WHAT IS BEING ASKED → Repeat, exactly and completely, the material that follows. Omit the pictures.

━━━ EXCERPTED DATA ━━━

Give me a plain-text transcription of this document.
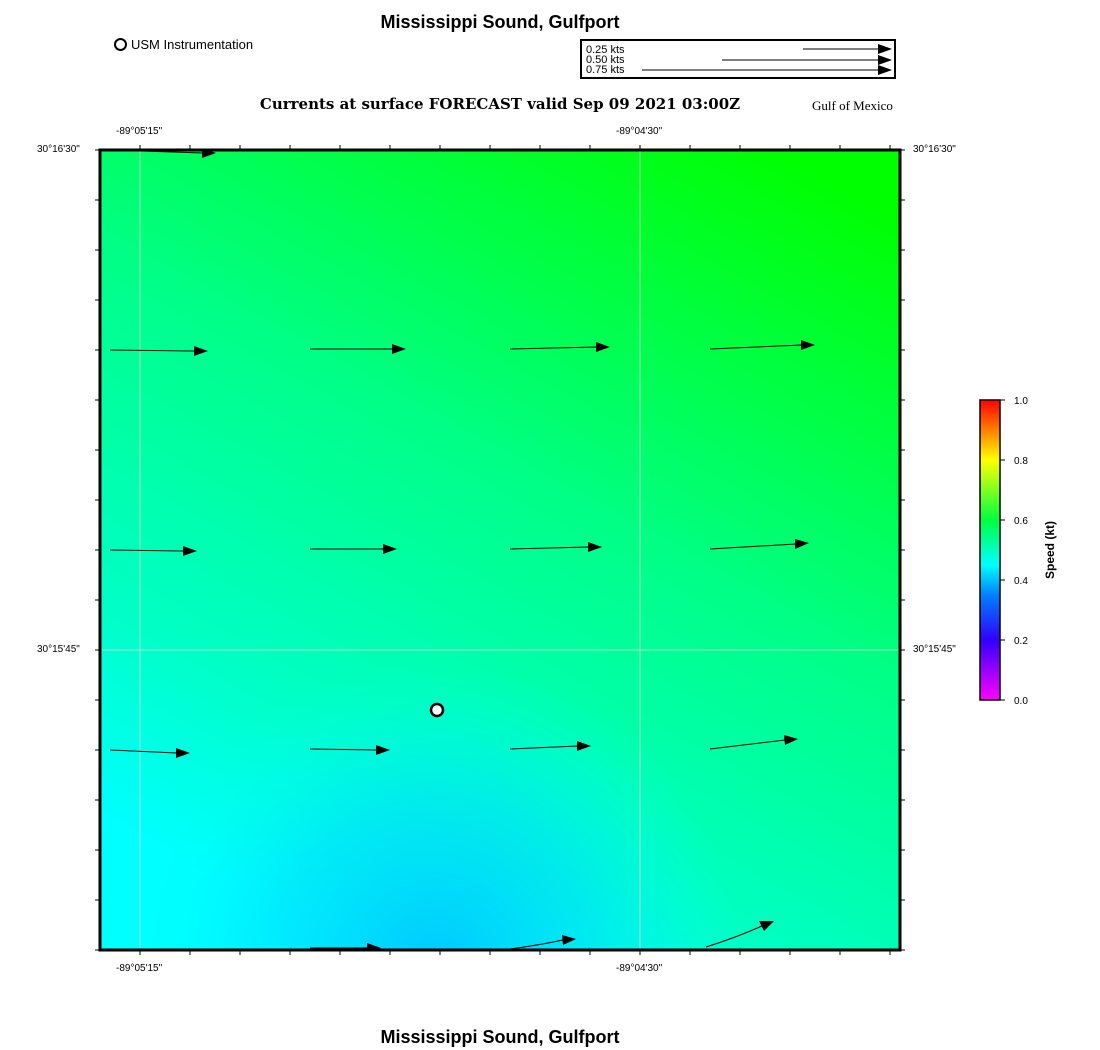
Mississippi Sound, Gulfport
USM Instrumentation	0.25 kts
0.50 kts
0.75 kts
Currents at surface FORECAST valid Sep 09 2021 03:00Z	Gulf of Mexico
-89°05'15"	-89°04'30"
-89°05'15"	-89°04'30"
30°16'30"
30°15'45"
30°16'30"
30°15'45"
0.0
0.2
0.4
0.6
0.8
1.0
Speed (kt)
Mississippi Sound, Gulfport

━━━

THE REPLY →
Give me a plain-text transcription of this document.
Mississippi Sound, Gulfport
USM Instrumentation	0.25 kts
0.50 kts
0.75 kts
Currents at surface FORECAST valid Sep 09 2021 03:00Z	Gulf of Mexico
-89°05'15"	-89°04'30"
-89°05'15"	-89°04'30"
30°16'30"
30°15'45"
30°16'30"
30°15'45"
0.0
0.2
0.4
0.6
0.8
1.0
Speed (kt)
Mississippi Sound, Gulfport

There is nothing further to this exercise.